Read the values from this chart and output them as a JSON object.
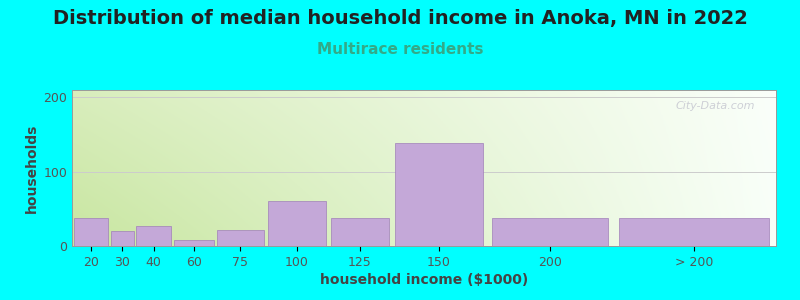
{
  "title": "Distribution of median household income in Anoka, MN in 2022",
  "subtitle": "Multirace residents",
  "xlabel": "household income ($1000)",
  "ylabel": "households",
  "background_color": "#00FFFF",
  "grad_color_left": "#c8e6a0",
  "grad_color_right": "#f8fff8",
  "bar_color": "#c4a8d8",
  "bar_edge_color": "#a080b8",
  "categories": [
    "20",
    "30",
    "40",
    "60",
    "75",
    "100",
    "125",
    "150",
    "200",
    "> 200"
  ],
  "values": [
    38,
    20,
    27,
    8,
    22,
    60,
    38,
    138,
    38,
    38
  ],
  "bin_edges": [
    10,
    25,
    35,
    50,
    67,
    87,
    112,
    137,
    175,
    225,
    290
  ],
  "ylim": [
    0,
    210
  ],
  "yticks": [
    0,
    100,
    200
  ],
  "title_fontsize": 14,
  "subtitle_fontsize": 11,
  "axis_label_fontsize": 10,
  "tick_fontsize": 9,
  "watermark": "City-Data.com"
}
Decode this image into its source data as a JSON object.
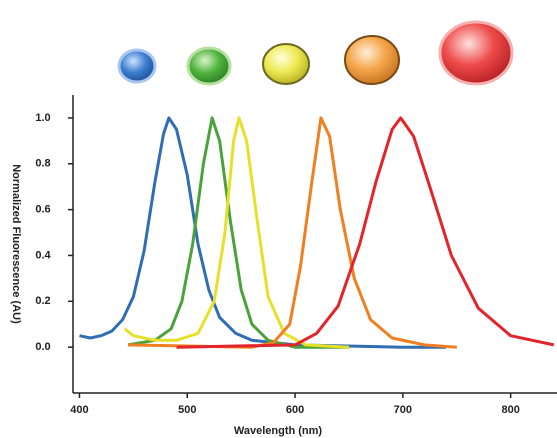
{
  "chart_data": {
    "type": "line",
    "xlabel": "Wavelength (nm)",
    "ylabel": "Normalized Fluorescence (AU)",
    "xlim": [
      394,
      843
    ],
    "ylim": [
      -0.2,
      1.1
    ],
    "xticks": [
      400,
      500,
      600,
      700,
      800
    ],
    "yticks": [
      {
        "value": 0,
        "label": "0.0"
      },
      0.2,
      0.4,
      0.6,
      0.8,
      {
        "value": 1,
        "label": "1.0"
      }
    ],
    "series": [
      {
        "color": "#2f6db5",
        "x": [
          400,
          410,
          420,
          430,
          440,
          450,
          460,
          470,
          478,
          483,
          490,
          500,
          510,
          520,
          530,
          545,
          560,
          600,
          700,
          740
        ],
        "values": [
          0.05,
          0.04,
          0.05,
          0.07,
          0.12,
          0.22,
          0.42,
          0.72,
          0.93,
          1.0,
          0.95,
          0.75,
          0.45,
          0.25,
          0.13,
          0.06,
          0.03,
          0.01,
          0.0,
          0.0
        ]
      },
      {
        "color": "#4aa23a",
        "x": [
          445,
          470,
          485,
          495,
          505,
          515,
          523,
          530,
          540,
          550,
          560,
          575,
          600,
          650
        ],
        "values": [
          0.01,
          0.03,
          0.08,
          0.2,
          0.45,
          0.8,
          1.0,
          0.9,
          0.55,
          0.25,
          0.1,
          0.03,
          0.0,
          0.0
        ]
      },
      {
        "color": "#e6e02a",
        "x": [
          442,
          450,
          470,
          490,
          510,
          525,
          535,
          543,
          548,
          555,
          565,
          575,
          590,
          610,
          650
        ],
        "values": [
          0.08,
          0.05,
          0.03,
          0.03,
          0.06,
          0.2,
          0.5,
          0.9,
          1.0,
          0.9,
          0.55,
          0.22,
          0.06,
          0.01,
          0.0
        ]
      },
      {
        "color": "#f07f22",
        "x": [
          445,
          560,
          580,
          595,
          605,
          615,
          624,
          632,
          642,
          655,
          670,
          690,
          720,
          750
        ],
        "values": [
          0.01,
          0.0,
          0.02,
          0.1,
          0.35,
          0.7,
          1.0,
          0.92,
          0.6,
          0.3,
          0.12,
          0.04,
          0.01,
          0.0
        ]
      },
      {
        "color": "#e3242b",
        "x": [
          490,
          600,
          620,
          640,
          660,
          675,
          690,
          698,
          710,
          725,
          745,
          770,
          800,
          840
        ],
        "values": [
          0.0,
          0.01,
          0.06,
          0.18,
          0.45,
          0.72,
          0.95,
          1.0,
          0.92,
          0.7,
          0.4,
          0.17,
          0.05,
          0.01
        ]
      }
    ]
  }
}
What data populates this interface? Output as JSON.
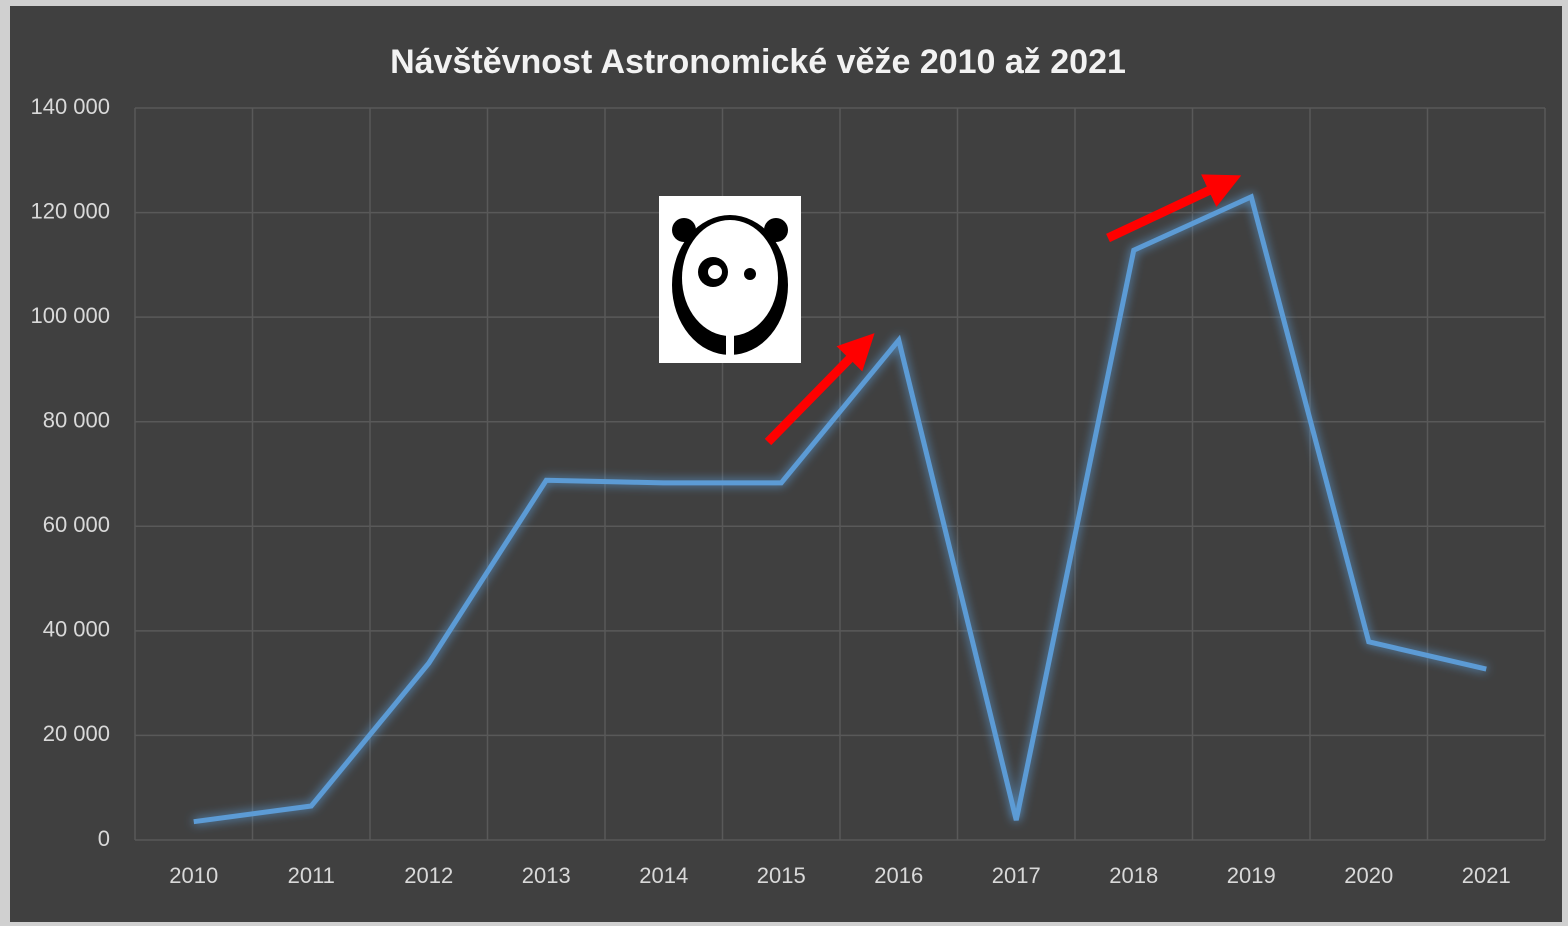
{
  "chart_data": {
    "type": "line",
    "title": "Návštěvnost Astronomické věže 2010 až 2021",
    "categories": [
      "2010",
      "2011",
      "2012",
      "2013",
      "2014",
      "2015",
      "2016",
      "2017",
      "2018",
      "2019",
      "2020",
      "2021"
    ],
    "series": [
      {
        "color": "#5b9bd5",
        "values": [
          3500,
          6500,
          33800,
          68800,
          68300,
          68300,
          95600,
          3800,
          112800,
          123000,
          37900,
          32700
        ]
      }
    ],
    "ylim": [
      0,
      140000
    ],
    "yticks": [
      0,
      {
        "value": 20000,
        "label": "20 000"
      },
      {
        "value": 40000,
        "label": "40 000"
      },
      {
        "value": 60000,
        "label": "60 000"
      },
      {
        "value": 80000,
        "label": "80 000"
      },
      {
        "value": 100000,
        "label": "100 000"
      },
      {
        "value": 120000,
        "label": "120 000"
      },
      {
        "value": 140000,
        "label": "140 000"
      }
    ],
    "grid": true
  }
}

====================

§ **AIM**
Please set down each line of the data above exactly as written, without the pictures.

§ **ANSWER TO THIS TASK**
Read the values from this chart and output them as a JSON object.
{
  "title": "Distribution of median household income in Anoka, MN in 2022",
  "subtitle": "Multirace residents",
  "xlabel": "household income ($1000)",
  "ylabel": "households",
  "background_color": "#00FFFF",
  "grad_color_left": "#c8e6a0",
  "grad_color_right": "#f8fff8",
  "bar_color": "#c4a8d8",
  "bar_edge_color": "#a080b8",
  "categories": [
    "20",
    "30",
    "40",
    "60",
    "75",
    "100",
    "125",
    "150",
    "200",
    "> 200"
  ],
  "values": [
    38,
    20,
    27,
    8,
    22,
    60,
    38,
    138,
    38,
    38
  ],
  "bin_edges": [
    10,
    25,
    35,
    50,
    67,
    87,
    112,
    137,
    175,
    225,
    290
  ],
  "ylim": [
    0,
    210
  ],
  "yticks": [
    0,
    100,
    200
  ],
  "title_fontsize": 14,
  "subtitle_fontsize": 11,
  "axis_label_fontsize": 10,
  "tick_fontsize": 9,
  "watermark": "City-Data.com"
}
Decode this image into its source data as a JSON object.
{
  "chart_data": {
    "type": "line",
    "xlabel": "Wavelength (nm)",
    "ylabel": "Normalized Fluorescence (AU)",
    "xlim": [
      394,
      843
    ],
    "ylim": [
      -0.2,
      1.1
    ],
    "xticks": [
      400,
      500,
      600,
      700,
      800
    ],
    "yticks": [
      {
        "value": 0,
        "label": "0.0"
      },
      0.2,
      0.4,
      0.6,
      0.8,
      {
        "value": 1,
        "label": "1.0"
      }
    ],
    "series": [
      {
        "color": "#2f6db5",
        "x": [
          400,
          410,
          420,
          430,
          440,
          450,
          460,
          470,
          478,
          483,
          490,
          500,
          510,
          520,
          530,
          545,
          560,
          600,
          700,
          740
        ],
        "values": [
          0.05,
          0.04,
          0.05,
          0.07,
          0.12,
          0.22,
          0.42,
          0.72,
          0.93,
          1.0,
          0.95,
          0.75,
          0.45,
          0.25,
          0.13,
          0.06,
          0.03,
          0.01,
          0.0,
          0.0
        ]
      },
      {
        "color": "#4aa23a",
        "x": [
          445,
          470,
          485,
          495,
          505,
          515,
          523,
          530,
          540,
          550,
          560,
          575,
          600,
          650
        ],
        "values": [
          0.01,
          0.03,
          0.08,
          0.2,
          0.45,
          0.8,
          1.0,
          0.9,
          0.55,
          0.25,
          0.1,
          0.03,
          0.0,
          0.0
        ]
      },
      {
        "color": "#e6e02a",
        "x": [
          442,
          450,
          470,
          490,
          510,
          525,
          535,
          543,
          548,
          555,
          565,
          575,
          590,
          610,
          650
        ],
        "values": [
          0.08,
          0.05,
          0.03,
          0.03,
          0.06,
          0.2,
          0.5,
          0.9,
          1.0,
          0.9,
          0.55,
          0.22,
          0.06,
          0.01,
          0.0
        ]
      },
      {
        "color": "#f07f22",
        "x": [
          445,
          560,
          580,
          595,
          605,
          615,
          624,
          632,
          642,
          655,
          670,
          690,
          720,
          750
        ],
        "values": [
          0.01,
          0.0,
          0.02,
          0.1,
          0.35,
          0.7,
          1.0,
          0.92,
          0.6,
          0.3,
          0.12,
          0.04,
          0.01,
          0.0
        ]
      },
      {
        "color": "#e3242b",
        "x": [
          490,
          600,
          620,
          640,
          660,
          675,
          690,
          698,
          710,
          725,
          745,
          770,
          800,
          840
        ],
        "values": [
          0.0,
          0.01,
          0.06,
          0.18,
          0.45,
          0.72,
          0.95,
          1.0,
          0.92,
          0.7,
          0.4,
          0.17,
          0.05,
          0.01
        ]
      }
    ]
  }
}
What data populates this interface? Output as JSON.
{
  "chart_data": {
    "type": "line",
    "title": "Návštěvnost Astronomické věže 2010 až 2021",
    "categories": [
      "2010",
      "2011",
      "2012",
      "2013",
      "2014",
      "2015",
      "2016",
      "2017",
      "2018",
      "2019",
      "2020",
      "2021"
    ],
    "series": [
      {
        "color": "#5b9bd5",
        "values": [
          3500,
          6500,
          33800,
          68800,
          68300,
          68300,
          95600,
          3800,
          112800,
          123000,
          37900,
          32700
        ]
      }
    ],
    "ylim": [
      0,
      140000
    ],
    "yticks": [
      0,
      {
        "value": 20000,
        "label": "20 000"
      },
      {
        "value": 40000,
        "label": "40 000"
      },
      {
        "value": 60000,
        "label": "60 000"
      },
      {
        "value": 80000,
        "label": "80 000"
      },
      {
        "value": 100000,
        "label": "100 000"
      },
      {
        "value": 120000,
        "label": "120 000"
      },
      {
        "value": 140000,
        "label": "140 000"
      }
    ],
    "grid": true
  }
}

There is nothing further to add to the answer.